Gather all lines containing the string "name" and copy them out.

## Records supplied:
☆ ☆ ☆ ☆
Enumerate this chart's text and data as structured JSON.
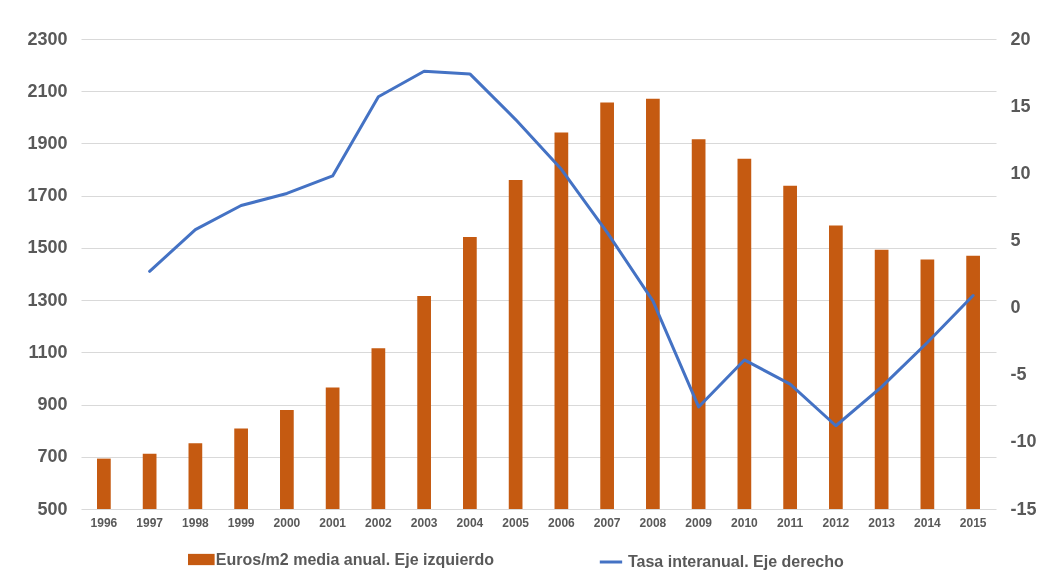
{
  "chart_data": {
    "type": "bar",
    "categories": [
      "1996",
      "1997",
      "1998",
      "1999",
      "2000",
      "2001",
      "2002",
      "2003",
      "2004",
      "2005",
      "2006",
      "2007",
      "2008",
      "2009",
      "2010",
      "2011",
      "2012",
      "2013",
      "2014",
      "2015"
    ],
    "series": [
      {
        "name": "Euros/m2 media anual. Eje izquierdo",
        "color": "#c55a11",
        "values": [
          693,
          712,
          752,
          808,
          879,
          965,
          1116,
          1316,
          1542,
          1760,
          1942,
          2057,
          2071,
          1916,
          1841,
          1738,
          1586,
          1493,
          1456,
          1470
        ]
      },
      {
        "name": "Tasa interanual. Eje derecho",
        "type": "line",
        "axis": "y2",
        "color": "#4472c4",
        "line_style": "solid",
        "values": [
          null,
          2.7,
          5.8,
          7.6,
          8.5,
          9.8,
          15.7,
          17.6,
          17.4,
          14.0,
          10.3,
          5.6,
          0.5,
          -7.4,
          -3.9,
          -5.7,
          -8.8,
          -5.9,
          -2.6,
          0.9
        ]
      }
    ],
    "ylim": [
      500,
      2300
    ],
    "yticks": [
      500,
      700,
      900,
      1100,
      1300,
      1500,
      1700,
      1900,
      2100,
      2300
    ],
    "y2lim": [
      -15,
      20
    ],
    "y2ticks": [
      -15,
      -10,
      -5,
      0,
      5,
      10,
      15,
      20
    ],
    "grid": "y",
    "legend": "bottom"
  }
}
☆ ☆ ☆ ☆
## Task answer:
        "name": "Euros/m2 media anual. Eje izquierdo",
        "name": "Tasa interanual. Eje derecho",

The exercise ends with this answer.